▸ WRITTEN REQUEST
In the entries below, find the lines with the word "from" and copy them.

----- GIVEN RECORDS

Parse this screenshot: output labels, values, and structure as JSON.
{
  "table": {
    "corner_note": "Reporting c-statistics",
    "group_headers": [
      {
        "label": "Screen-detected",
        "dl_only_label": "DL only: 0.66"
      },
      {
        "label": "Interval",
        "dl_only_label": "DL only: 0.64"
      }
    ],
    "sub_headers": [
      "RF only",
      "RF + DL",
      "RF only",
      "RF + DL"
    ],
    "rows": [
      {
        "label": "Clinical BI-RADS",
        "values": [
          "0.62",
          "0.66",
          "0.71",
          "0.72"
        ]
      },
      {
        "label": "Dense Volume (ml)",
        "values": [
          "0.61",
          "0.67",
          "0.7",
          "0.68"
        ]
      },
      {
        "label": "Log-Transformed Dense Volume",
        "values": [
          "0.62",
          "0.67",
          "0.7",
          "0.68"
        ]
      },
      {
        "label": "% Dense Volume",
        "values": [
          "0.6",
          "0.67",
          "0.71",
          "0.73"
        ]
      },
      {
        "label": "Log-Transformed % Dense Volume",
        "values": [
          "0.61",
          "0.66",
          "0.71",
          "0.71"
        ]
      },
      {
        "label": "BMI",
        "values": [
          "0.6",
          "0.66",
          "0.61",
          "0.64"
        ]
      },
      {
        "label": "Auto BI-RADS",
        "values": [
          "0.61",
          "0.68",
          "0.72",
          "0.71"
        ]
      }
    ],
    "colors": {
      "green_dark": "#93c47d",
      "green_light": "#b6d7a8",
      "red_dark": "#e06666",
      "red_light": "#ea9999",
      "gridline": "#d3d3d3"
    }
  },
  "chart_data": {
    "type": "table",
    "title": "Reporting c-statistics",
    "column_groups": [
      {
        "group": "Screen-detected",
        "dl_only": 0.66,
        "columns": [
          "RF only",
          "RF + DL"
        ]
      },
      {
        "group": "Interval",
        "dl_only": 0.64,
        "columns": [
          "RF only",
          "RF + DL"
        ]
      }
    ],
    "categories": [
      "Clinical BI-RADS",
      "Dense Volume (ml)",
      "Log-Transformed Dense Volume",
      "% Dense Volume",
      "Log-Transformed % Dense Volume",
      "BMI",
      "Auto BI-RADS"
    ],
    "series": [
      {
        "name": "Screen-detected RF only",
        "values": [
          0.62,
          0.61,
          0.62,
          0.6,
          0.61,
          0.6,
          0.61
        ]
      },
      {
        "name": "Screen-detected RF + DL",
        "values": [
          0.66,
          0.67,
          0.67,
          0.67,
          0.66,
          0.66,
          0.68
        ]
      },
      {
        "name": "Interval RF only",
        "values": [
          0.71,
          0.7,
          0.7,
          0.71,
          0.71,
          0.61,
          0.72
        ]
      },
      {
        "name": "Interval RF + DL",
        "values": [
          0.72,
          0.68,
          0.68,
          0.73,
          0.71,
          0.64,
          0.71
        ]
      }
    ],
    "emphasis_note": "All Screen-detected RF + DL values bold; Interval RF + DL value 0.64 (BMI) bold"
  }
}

----------
----- GIVEN RECORDS

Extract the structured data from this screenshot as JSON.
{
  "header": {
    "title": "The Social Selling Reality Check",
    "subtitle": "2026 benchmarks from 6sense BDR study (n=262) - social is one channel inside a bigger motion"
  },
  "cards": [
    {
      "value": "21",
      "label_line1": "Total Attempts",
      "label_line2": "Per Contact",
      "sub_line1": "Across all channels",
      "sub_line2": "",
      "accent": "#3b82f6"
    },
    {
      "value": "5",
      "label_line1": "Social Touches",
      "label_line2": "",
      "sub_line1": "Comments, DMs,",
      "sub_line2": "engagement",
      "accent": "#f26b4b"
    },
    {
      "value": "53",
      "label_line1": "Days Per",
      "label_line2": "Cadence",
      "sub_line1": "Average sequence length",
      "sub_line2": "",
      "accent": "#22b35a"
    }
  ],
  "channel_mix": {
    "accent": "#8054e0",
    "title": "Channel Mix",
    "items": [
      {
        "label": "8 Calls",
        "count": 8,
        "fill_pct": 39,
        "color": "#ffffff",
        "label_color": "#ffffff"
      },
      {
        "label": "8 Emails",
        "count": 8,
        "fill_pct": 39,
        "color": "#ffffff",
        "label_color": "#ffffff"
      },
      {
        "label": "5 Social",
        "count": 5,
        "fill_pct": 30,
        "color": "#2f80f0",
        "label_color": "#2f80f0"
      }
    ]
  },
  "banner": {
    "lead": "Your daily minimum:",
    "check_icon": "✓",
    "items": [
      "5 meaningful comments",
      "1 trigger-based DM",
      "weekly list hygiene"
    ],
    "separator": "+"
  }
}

----------

▸ ANSWER IN FULL
Extract the structured data from this screenshot as JSON.
    "subtitle": "2026 benchmarks from 6sense BDR study (n=262) - social is one channel inside a bigger motion"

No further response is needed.